» **Work to complete**: Among the lines below, count those containing the word "data". Give the number only.

==*==

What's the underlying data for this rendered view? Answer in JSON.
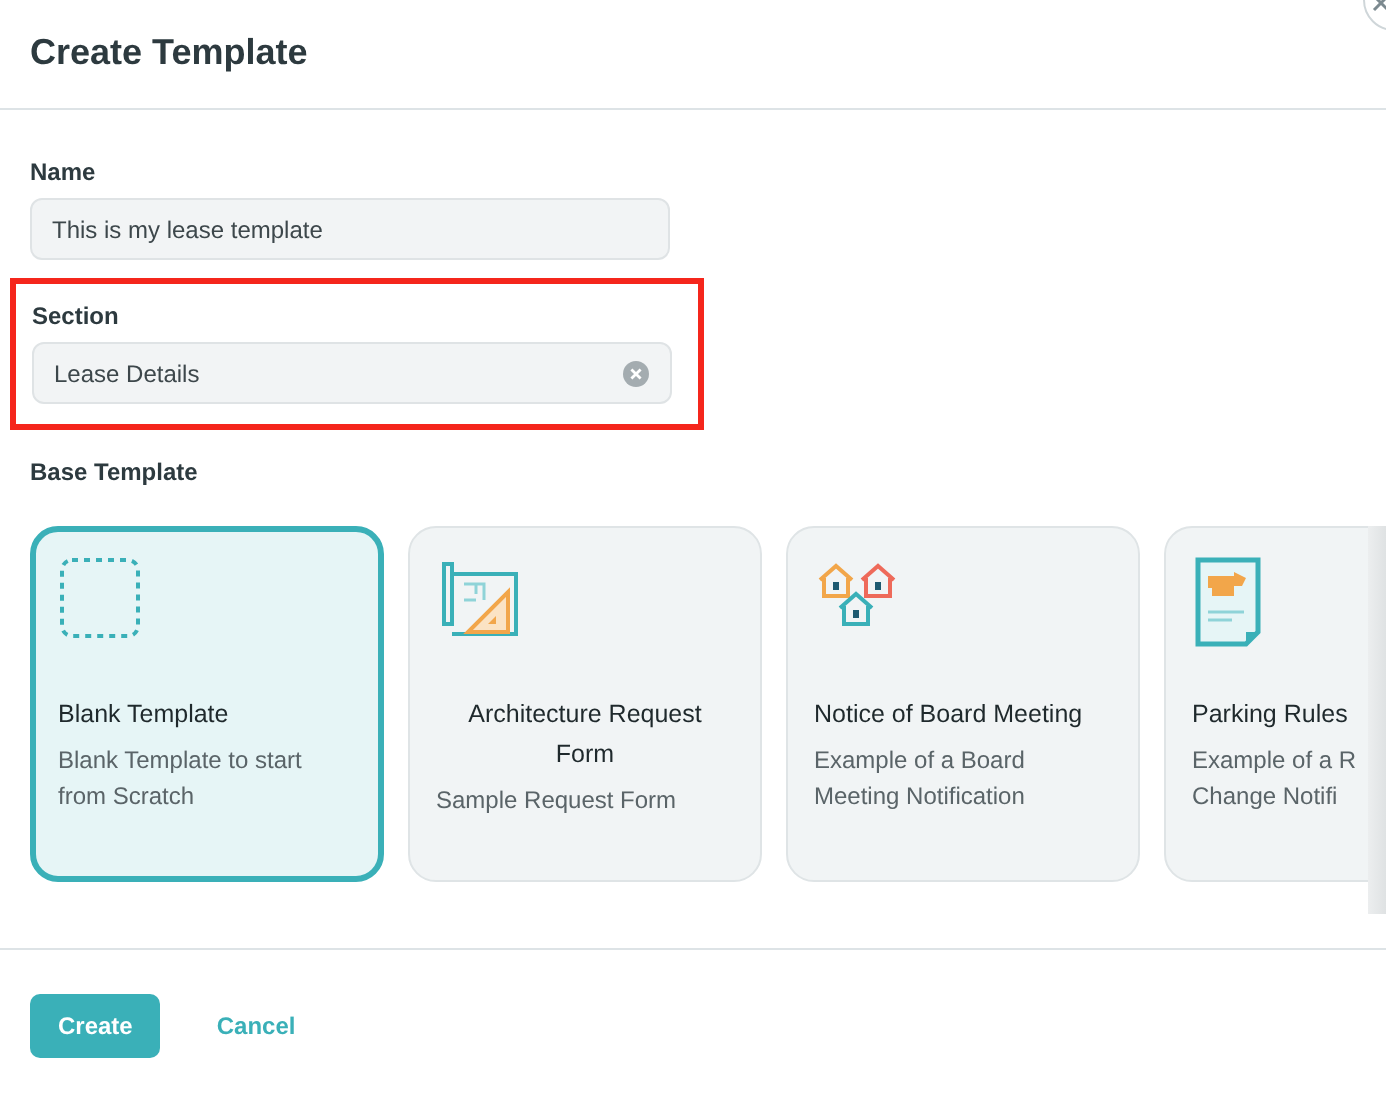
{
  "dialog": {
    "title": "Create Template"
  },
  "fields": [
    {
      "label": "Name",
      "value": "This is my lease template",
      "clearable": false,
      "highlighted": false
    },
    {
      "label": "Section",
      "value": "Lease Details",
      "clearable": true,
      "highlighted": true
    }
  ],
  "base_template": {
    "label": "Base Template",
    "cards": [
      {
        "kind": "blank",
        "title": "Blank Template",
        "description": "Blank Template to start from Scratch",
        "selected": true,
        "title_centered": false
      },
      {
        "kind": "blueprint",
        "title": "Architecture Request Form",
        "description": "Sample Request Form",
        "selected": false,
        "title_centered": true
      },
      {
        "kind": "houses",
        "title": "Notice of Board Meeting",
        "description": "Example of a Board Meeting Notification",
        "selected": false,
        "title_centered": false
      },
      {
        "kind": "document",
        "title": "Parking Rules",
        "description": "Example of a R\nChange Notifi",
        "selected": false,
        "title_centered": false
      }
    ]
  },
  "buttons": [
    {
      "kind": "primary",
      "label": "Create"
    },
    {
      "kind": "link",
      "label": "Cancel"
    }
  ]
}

==*==

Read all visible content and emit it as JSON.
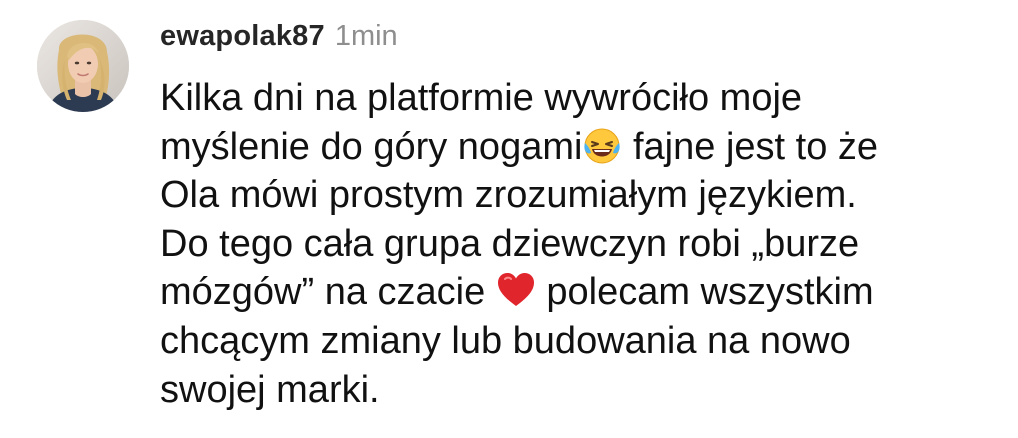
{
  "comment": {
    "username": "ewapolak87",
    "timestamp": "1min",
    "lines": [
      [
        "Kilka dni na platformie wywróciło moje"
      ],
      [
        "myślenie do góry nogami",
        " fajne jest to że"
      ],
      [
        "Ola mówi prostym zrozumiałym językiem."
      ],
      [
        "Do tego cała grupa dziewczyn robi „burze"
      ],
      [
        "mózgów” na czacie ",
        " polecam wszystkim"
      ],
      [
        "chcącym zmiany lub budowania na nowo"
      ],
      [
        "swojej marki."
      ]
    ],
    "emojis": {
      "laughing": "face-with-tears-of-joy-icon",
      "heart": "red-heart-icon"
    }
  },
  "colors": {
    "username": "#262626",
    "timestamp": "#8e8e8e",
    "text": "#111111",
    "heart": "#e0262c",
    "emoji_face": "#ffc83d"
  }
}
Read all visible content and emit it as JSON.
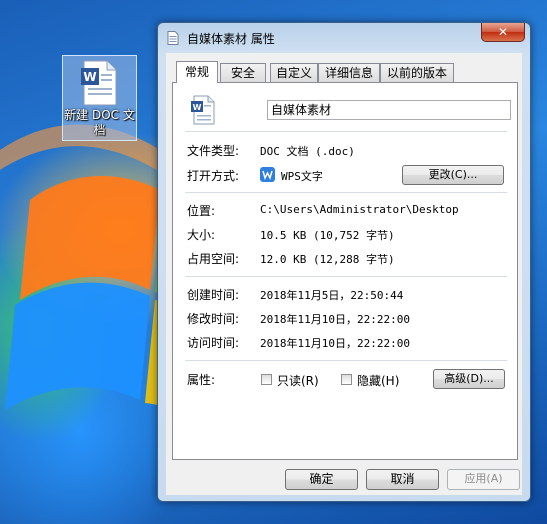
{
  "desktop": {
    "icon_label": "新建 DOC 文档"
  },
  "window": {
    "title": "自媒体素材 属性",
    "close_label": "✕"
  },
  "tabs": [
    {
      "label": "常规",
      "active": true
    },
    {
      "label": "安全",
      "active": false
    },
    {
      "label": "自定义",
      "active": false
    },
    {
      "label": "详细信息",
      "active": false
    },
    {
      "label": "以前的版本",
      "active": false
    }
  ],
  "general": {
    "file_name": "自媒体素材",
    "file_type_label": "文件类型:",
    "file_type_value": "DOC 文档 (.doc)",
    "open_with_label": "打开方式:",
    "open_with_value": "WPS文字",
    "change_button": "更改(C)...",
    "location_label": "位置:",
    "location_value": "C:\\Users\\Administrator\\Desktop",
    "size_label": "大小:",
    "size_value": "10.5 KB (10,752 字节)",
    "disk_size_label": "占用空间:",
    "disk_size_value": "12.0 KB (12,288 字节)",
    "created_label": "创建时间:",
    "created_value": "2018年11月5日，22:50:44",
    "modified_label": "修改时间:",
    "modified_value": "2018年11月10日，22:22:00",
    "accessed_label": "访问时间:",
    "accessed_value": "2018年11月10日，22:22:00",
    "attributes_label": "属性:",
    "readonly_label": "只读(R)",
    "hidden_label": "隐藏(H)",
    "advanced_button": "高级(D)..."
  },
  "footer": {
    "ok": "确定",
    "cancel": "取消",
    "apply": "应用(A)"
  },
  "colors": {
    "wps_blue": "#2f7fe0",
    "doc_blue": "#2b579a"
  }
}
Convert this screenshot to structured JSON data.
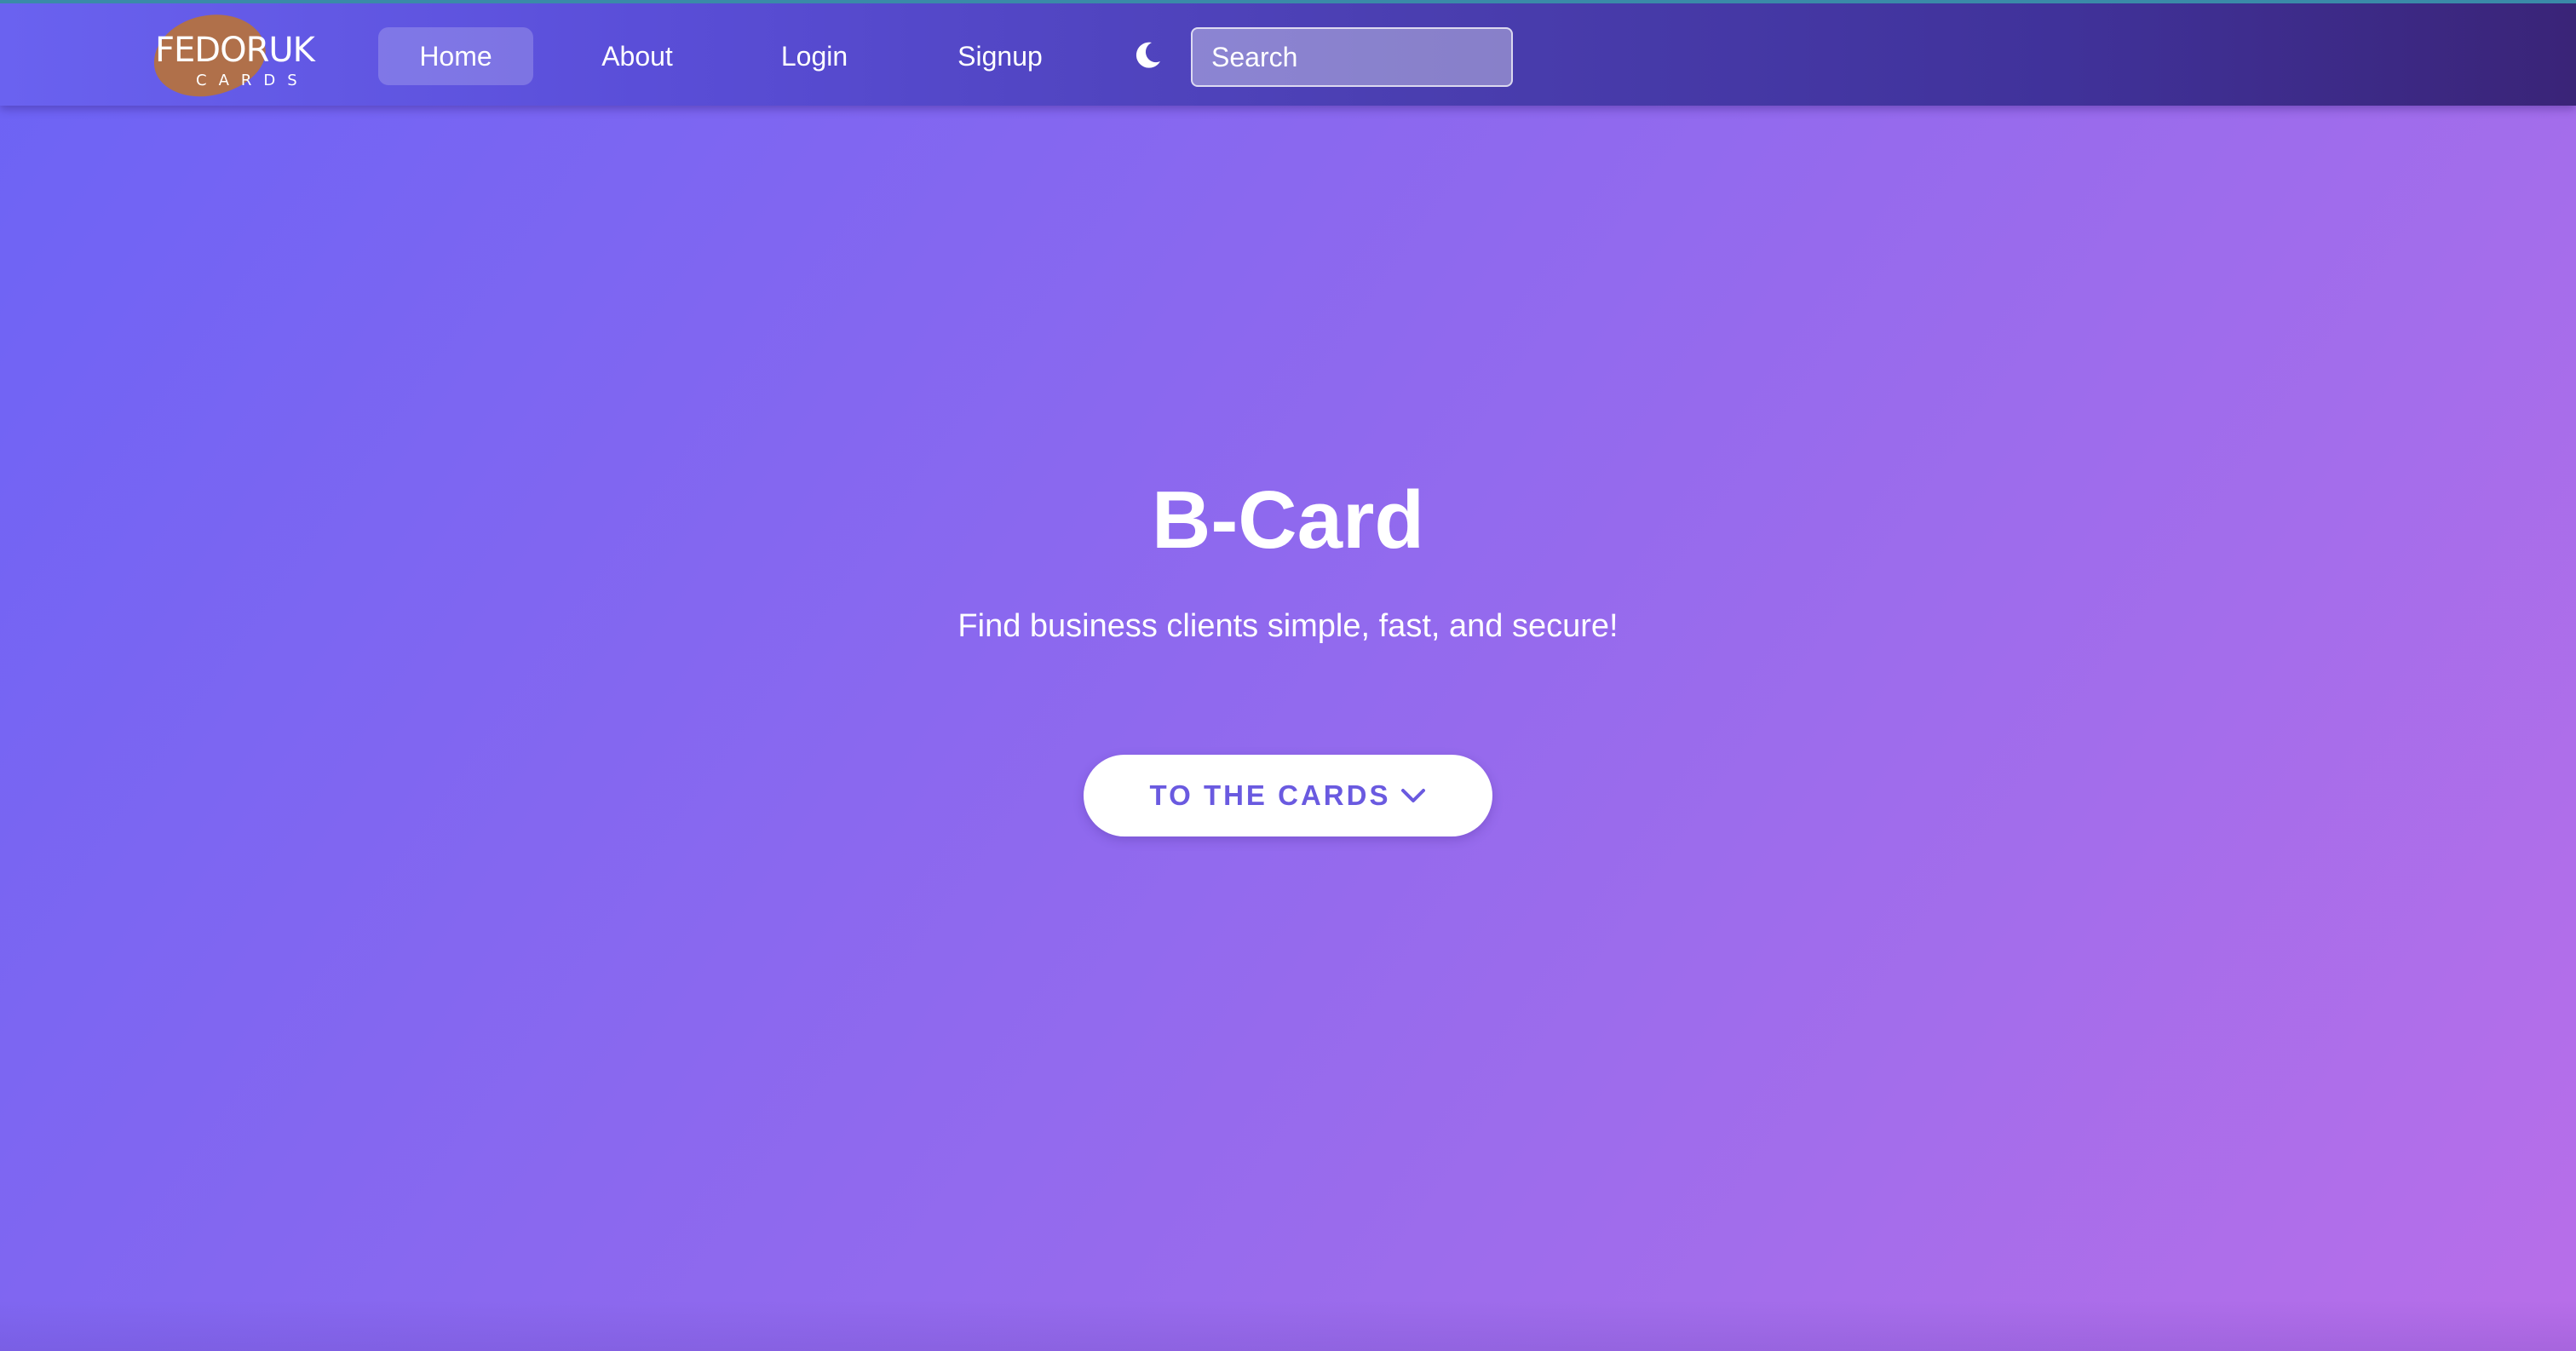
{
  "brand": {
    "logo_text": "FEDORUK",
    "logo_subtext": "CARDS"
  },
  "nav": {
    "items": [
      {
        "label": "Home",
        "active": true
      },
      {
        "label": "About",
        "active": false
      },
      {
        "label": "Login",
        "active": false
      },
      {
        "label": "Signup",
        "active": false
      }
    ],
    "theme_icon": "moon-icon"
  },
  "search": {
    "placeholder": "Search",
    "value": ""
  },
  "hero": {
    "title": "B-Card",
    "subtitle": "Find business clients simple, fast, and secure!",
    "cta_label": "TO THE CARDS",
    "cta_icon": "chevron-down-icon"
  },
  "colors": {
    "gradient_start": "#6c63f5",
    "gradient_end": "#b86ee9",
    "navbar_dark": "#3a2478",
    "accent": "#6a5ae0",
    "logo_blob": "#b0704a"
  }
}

==*==

» **Answer to this exercise**: 2